━━ SUPPLIED DATA ━━

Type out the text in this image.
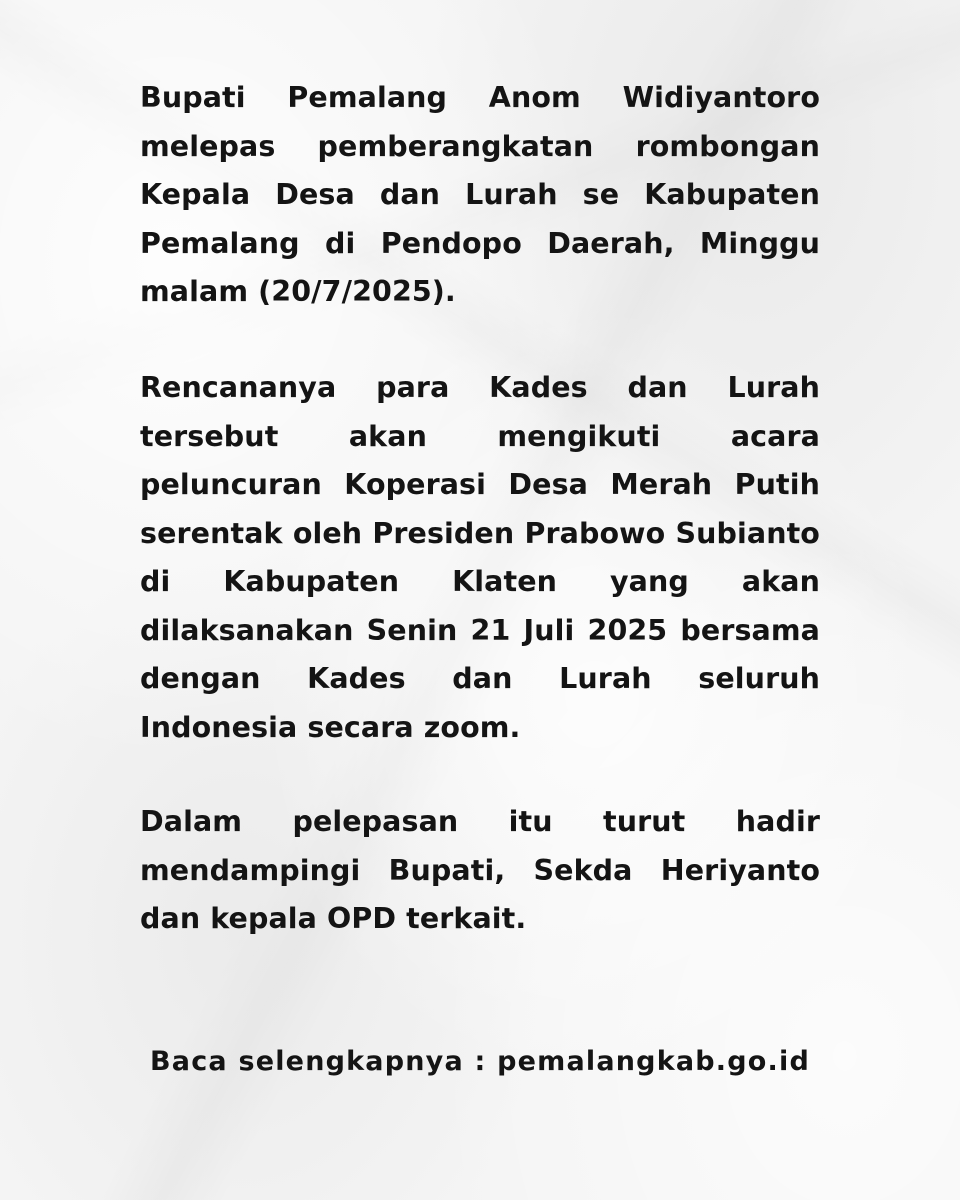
Bupati Pemalang Anom Widiyantoro melepas pemberangkatan rombongan Kepala Desa dan Lurah se Kabupaten Pemalang di Pendopo Daerah, Minggu malam (20/7/2025).

Rencananya para Kades dan Lurah tersebut akan mengikuti acara peluncuran Koperasi Desa Merah Putih serentak oleh Presiden Prabowo Subianto di Kabupaten Klaten yang akan dilaksanakan Senin 21 Juli 2025 bersama dengan Kades dan Lurah seluruh Indonesia secara zoom.

Dalam pelepasan itu turut hadir mendampingi Bupati, Sekda Heriyanto dan kepala OPD terkait.

Baca selengkapnya : pemalangkab.go.id
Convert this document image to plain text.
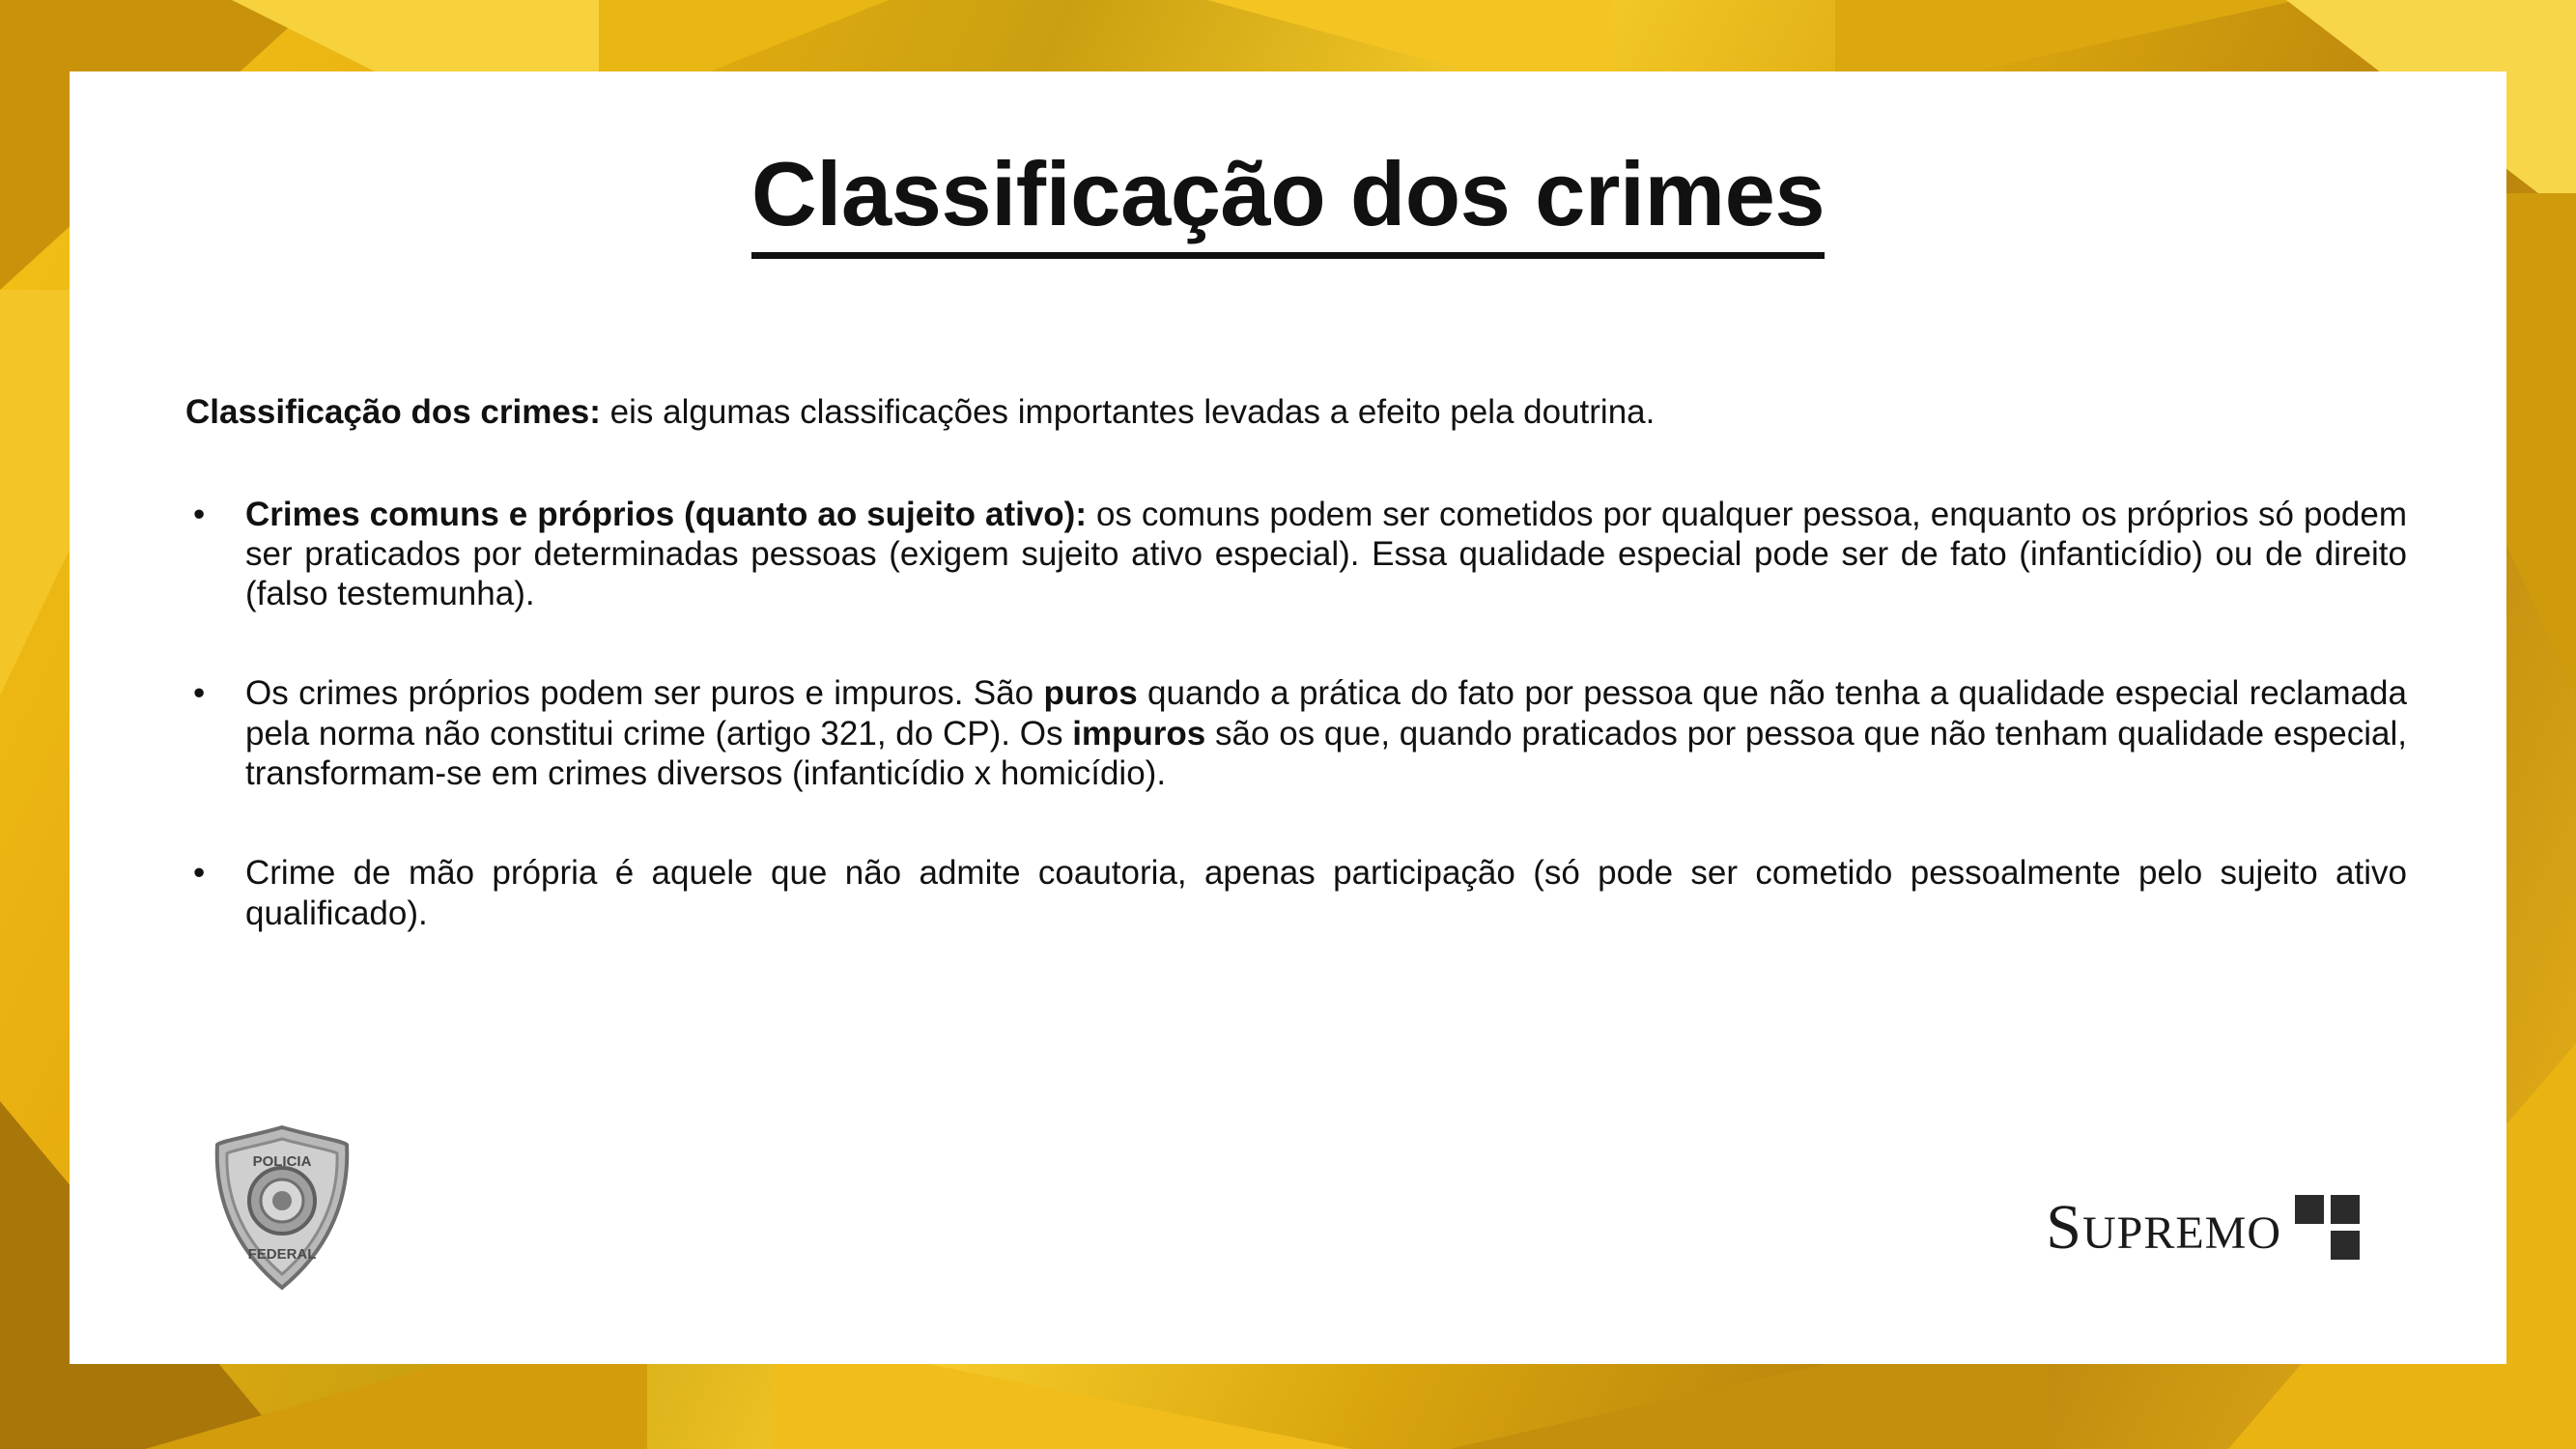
Classificação dos crimes

Classificação dos crimes: eis algumas classificações importantes levadas a efeito pela doutrina.

• Crimes comuns e próprios (quanto ao sujeito ativo): os comuns podem ser cometidos por qualquer pessoa, enquanto os próprios só podem ser praticados por determinadas pessoas (exigem sujeito ativo especial). Essa qualidade especial pode ser de fato (infanticídio) ou de direito (falso testemunha).
• Os crimes próprios podem ser puros e impuros. São puros quando a prática do fato por pessoa que não tenha a qualidade especial reclamada pela norma não constitui crime (artigo 321, do CP). Os impuros são os que, quando praticados por pessoa que não tenham qualidade especial, transformam-se em crimes diversos (infanticídio x homicídio).
• Crime de mão própria é aquele que não admite coautoria, apenas participação (só pode ser cometido pessoalmente pelo sujeito ativo qualificado).
POLICIA
FEDERAL	SUPREMO
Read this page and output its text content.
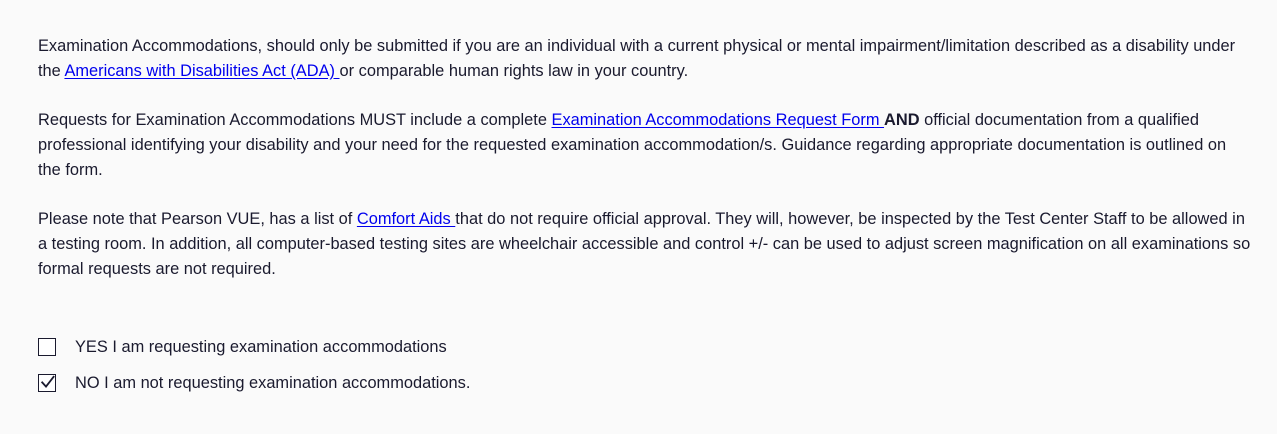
Examination Accommodations, should only be submitted if you are an individual with a current physical or mental impairment/limitation described as a disability under the Americans with Disabilities Act (ADA) or comparable human rights law in your country.

Requests for Examination Accommodations MUST include a complete Examination Accommodations Request Form AND official documentation from a qualified professional identifying your disability and your need for the requested examination accommodation/s. Guidance regarding appropriate documentation is outlined on the form.

Please note that Pearson VUE, has a list of Comfort Aids that do not require official approval. They will, however, be inspected by the Test Center Staff to be allowed in a testing room. In addition, all computer-based testing sites are wheelchair accessible and control +/- can be used to adjust screen magnification on all examinations so formal requests are not required.

YES I am requesting examination accommodations
NO I am not requesting examination accommodations.
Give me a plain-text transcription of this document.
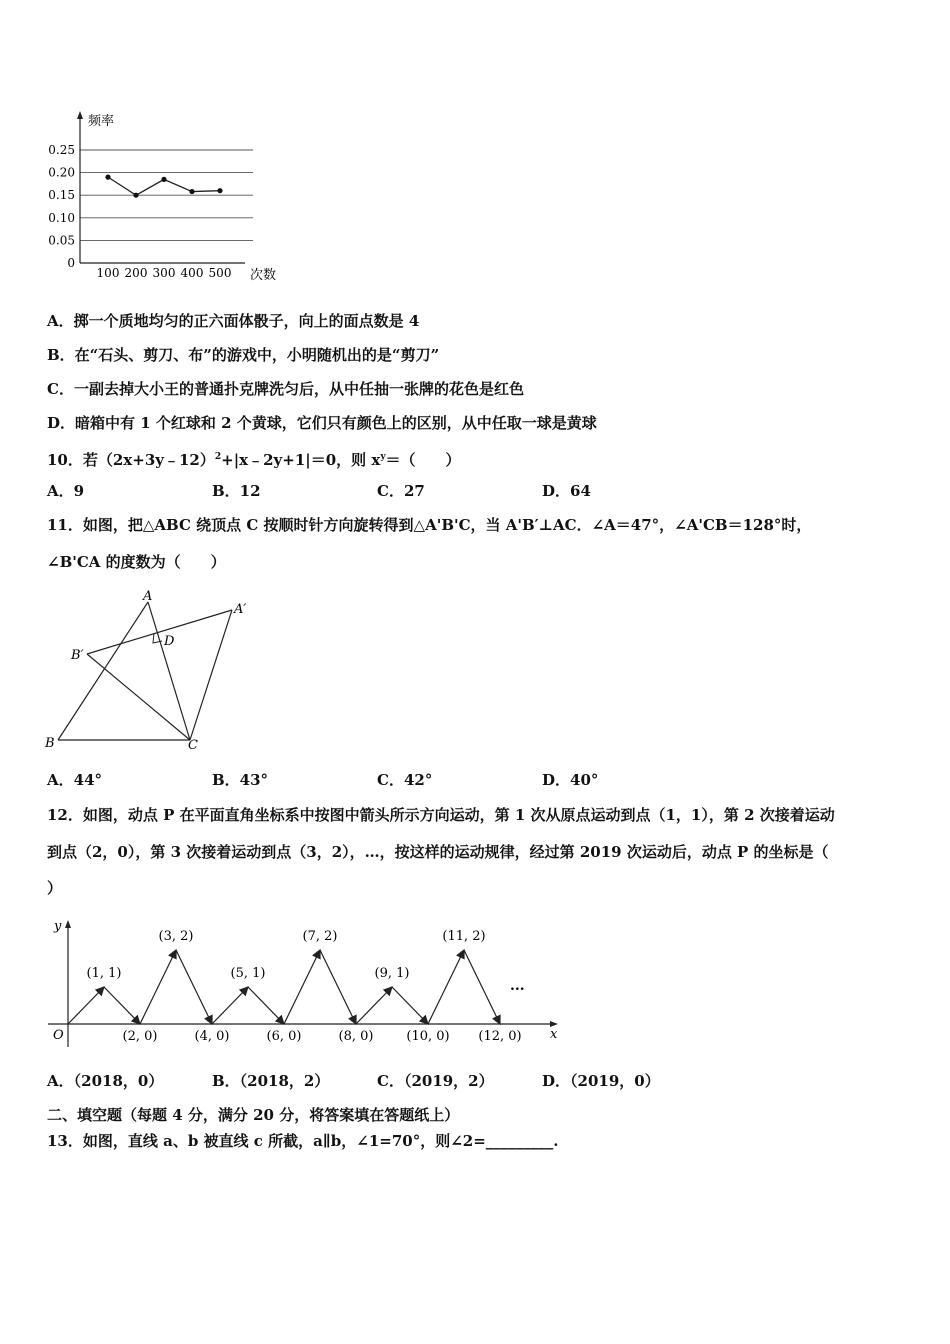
频率
次数
0.25
0.20
0.15
0.10
0.05
0
100 200 300 400 500
A．掷一个质地均匀的正六面体骰子，向上的面点数是 4
B．在“石头、剪刀、布”的游戏中，小明随机出的是“剪刀”
C．一副去掉大小王的普通扑克牌洗匀后，从中任抽一张牌的花色是红色
D．暗箱中有 1 个红球和 2 个黄球，它们只有颜色上的区别，从中任取一球是黄球
10．若（2x+3y﹣12）$^2$+|x﹣2y+1|＝0，则 $x^y=$（　　）
A．9	B．12	C．27	D．64
11．如图，把△ABC 绕顶点 C 按顺时针方向旋转得到△A'B'C，当 A'B′⊥AC．∠A＝47°，∠A'CB＝128°时，
∠B'CA 的度数为（　　）
A
A′
D
B′
B	C
A．44°	B．43°	C．42°	D．40°
12．如图，动点 P 在平面直角坐标系中按图中箭头所示方向运动，第 1 次从原点运动到点（1，1），第 2 次接着运动
到点（2，0），第 3 次接着运动到点（3，2），…，按这样的运动规律，经过第 2019 次运动后，动点 P 的坐标是（
）
y
x
O
(1, 1)
(3, 2)
(5, 1)
(7, 2)
(9, 1)
(11, 2)
(2, 0)	(4, 0)	(6, 0)	(8, 0)	(10, 0) (12, 0)
...
A．（2018，0）	B．（2018，2）	C．（2019，2）	D．（2019，0）
二、填空题（每题 4 分，满分 20 分，将答案填在答题纸上）
13．如图，直线 a、b 被直线 c 所截，a∥b，∠1=70°，则∠2=_________.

━━━

_WHAT YOU ARE ASKED TO DO:_ Exactly the lines from the one with "Give me a plain-text" through the end of the records should be written out, and only those. Pictures do not belong in the copy.

_EXERCISE ANSWER:_
Give me a plain-text transcription of this document.
频率
次数
0.25
0.20
0.15
0.10
0.05
0
100 200 300 400 500
A．掷一个质地均匀的正六面体骰子，向上的面点数是 4
B．在“石头、剪刀、布”的游戏中，小明随机出的是“剪刀”
C．一副去掉大小王的普通扑克牌洗匀后，从中任抽一张牌的花色是红色
D．暗箱中有 1 个红球和 2 个黄球，它们只有颜色上的区别，从中任取一球是黄球
10．若（2x+3y﹣12）$^2$+|x﹣2y+1|＝0，则 $x^y=$（　　）
A．9	B．12	C．27	D．64
11．如图，把△ABC 绕顶点 C 按顺时针方向旋转得到△A'B'C，当 A'B′⊥AC．∠A＝47°，∠A'CB＝128°时，
∠B'CA 的度数为（　　）
A
A′
D
B′
B	C
A．44°	B．43°	C．42°	D．40°
12．如图，动点 P 在平面直角坐标系中按图中箭头所示方向运动，第 1 次从原点运动到点（1，1），第 2 次接着运动
到点（2，0），第 3 次接着运动到点（3，2），…，按这样的运动规律，经过第 2019 次运动后，动点 P 的坐标是（
）
y
x
O
(1, 1)
(3, 2)
(5, 1)
(7, 2)
(9, 1)
(11, 2)
(2, 0)	(4, 0)	(6, 0)	(8, 0)	(10, 0) (12, 0)
...
A．（2018，0）	B．（2018，2）	C．（2019，2）	D．（2019，0）
二、填空题（每题 4 分，满分 20 分，将答案填在答题纸上）
13．如图，直线 a、b 被直线 c 所截，a∥b，∠1=70°，则∠2=_________.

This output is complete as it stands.